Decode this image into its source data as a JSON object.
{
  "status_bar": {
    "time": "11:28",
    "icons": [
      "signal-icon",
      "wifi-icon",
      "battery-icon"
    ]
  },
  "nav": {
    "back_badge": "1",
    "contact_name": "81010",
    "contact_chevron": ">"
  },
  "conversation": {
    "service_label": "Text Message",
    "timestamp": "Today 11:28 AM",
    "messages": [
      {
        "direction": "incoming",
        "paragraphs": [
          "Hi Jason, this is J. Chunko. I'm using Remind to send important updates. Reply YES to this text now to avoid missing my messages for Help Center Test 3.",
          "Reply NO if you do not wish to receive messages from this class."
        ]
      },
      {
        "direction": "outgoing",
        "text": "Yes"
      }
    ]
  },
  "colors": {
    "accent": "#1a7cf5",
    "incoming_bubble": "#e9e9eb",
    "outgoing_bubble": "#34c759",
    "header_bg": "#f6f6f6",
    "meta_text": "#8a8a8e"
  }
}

##########

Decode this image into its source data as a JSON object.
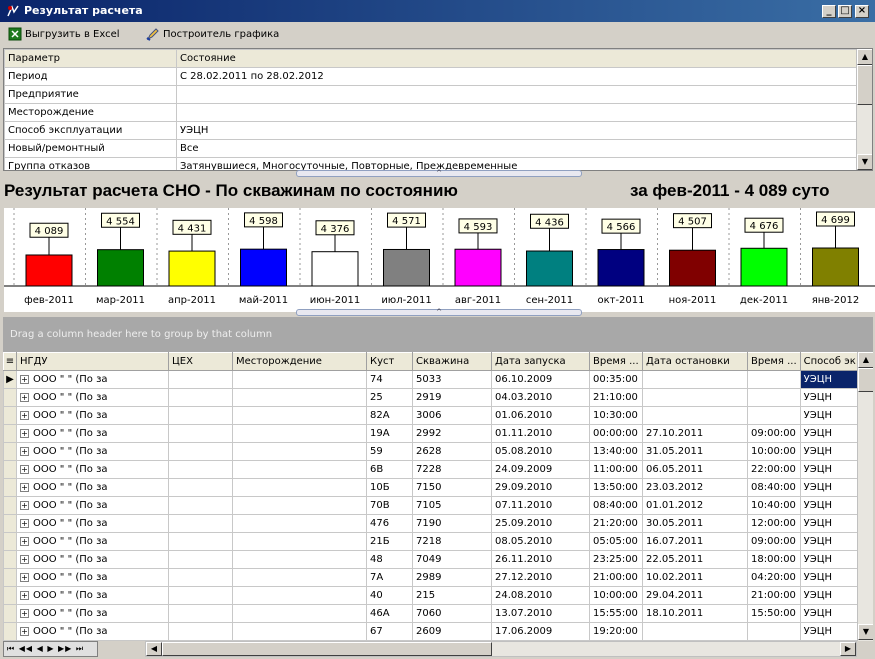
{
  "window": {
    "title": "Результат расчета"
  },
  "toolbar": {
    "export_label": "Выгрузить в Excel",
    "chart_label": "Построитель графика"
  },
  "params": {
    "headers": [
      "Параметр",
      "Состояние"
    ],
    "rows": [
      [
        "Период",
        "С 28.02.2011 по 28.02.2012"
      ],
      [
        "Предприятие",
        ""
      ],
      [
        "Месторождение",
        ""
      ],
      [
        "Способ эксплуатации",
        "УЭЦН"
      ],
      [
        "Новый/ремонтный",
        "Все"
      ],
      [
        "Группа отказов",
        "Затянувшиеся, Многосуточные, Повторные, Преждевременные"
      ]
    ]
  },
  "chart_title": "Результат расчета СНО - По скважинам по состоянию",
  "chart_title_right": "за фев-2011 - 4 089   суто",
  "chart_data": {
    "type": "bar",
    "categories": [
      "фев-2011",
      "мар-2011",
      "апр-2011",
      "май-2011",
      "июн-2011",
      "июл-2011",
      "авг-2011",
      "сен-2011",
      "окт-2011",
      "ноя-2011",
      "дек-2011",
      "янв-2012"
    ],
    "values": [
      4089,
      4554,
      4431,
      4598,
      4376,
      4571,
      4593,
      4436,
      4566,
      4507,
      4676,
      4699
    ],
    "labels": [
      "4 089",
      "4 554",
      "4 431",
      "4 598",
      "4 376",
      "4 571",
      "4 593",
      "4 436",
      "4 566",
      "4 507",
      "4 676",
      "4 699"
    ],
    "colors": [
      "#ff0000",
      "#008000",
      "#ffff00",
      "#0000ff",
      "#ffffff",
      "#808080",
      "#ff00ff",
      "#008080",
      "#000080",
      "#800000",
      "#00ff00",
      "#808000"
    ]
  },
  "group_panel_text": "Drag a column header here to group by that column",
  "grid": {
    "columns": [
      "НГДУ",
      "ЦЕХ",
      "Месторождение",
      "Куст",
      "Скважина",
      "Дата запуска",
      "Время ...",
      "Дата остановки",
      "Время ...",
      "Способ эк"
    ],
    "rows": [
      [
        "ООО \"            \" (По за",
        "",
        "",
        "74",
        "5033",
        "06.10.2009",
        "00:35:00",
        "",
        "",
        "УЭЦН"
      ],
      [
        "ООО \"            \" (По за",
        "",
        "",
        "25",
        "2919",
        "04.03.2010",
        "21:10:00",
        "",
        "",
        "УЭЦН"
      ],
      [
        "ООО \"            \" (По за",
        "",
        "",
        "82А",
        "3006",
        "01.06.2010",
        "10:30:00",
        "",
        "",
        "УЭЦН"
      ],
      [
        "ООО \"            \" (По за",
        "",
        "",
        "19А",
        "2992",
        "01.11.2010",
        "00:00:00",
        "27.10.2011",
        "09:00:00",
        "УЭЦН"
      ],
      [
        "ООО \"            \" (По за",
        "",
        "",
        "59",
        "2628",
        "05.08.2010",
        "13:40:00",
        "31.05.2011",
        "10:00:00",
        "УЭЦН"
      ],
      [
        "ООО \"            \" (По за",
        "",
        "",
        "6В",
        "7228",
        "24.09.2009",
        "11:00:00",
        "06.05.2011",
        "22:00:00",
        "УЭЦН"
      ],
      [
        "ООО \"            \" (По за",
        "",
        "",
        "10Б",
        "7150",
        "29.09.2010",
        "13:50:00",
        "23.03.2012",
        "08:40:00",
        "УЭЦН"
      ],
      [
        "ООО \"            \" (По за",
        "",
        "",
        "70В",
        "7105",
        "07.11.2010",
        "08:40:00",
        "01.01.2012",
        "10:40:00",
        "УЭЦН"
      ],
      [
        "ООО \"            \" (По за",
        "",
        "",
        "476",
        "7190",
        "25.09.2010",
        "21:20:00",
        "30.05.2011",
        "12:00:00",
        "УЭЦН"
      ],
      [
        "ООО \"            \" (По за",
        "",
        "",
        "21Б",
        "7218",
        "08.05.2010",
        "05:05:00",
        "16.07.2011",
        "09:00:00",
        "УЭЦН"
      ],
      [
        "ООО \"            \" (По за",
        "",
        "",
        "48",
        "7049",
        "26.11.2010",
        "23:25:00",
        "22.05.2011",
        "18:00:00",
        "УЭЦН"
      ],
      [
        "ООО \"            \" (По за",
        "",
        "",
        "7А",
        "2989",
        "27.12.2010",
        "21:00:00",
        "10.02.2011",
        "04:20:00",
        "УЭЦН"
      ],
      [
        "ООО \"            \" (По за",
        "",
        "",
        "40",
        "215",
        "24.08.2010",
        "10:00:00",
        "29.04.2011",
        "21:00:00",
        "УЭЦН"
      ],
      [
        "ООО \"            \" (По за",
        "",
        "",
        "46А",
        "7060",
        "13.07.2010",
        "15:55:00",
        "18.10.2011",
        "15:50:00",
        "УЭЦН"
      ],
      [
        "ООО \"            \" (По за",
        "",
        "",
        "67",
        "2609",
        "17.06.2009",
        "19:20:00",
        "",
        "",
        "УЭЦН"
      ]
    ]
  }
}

##########

● TO BE DONE
Each line in the listing above either holds the string "direction" or does not; state how many do, giving the number only.

● WRITTEN ANSWER
2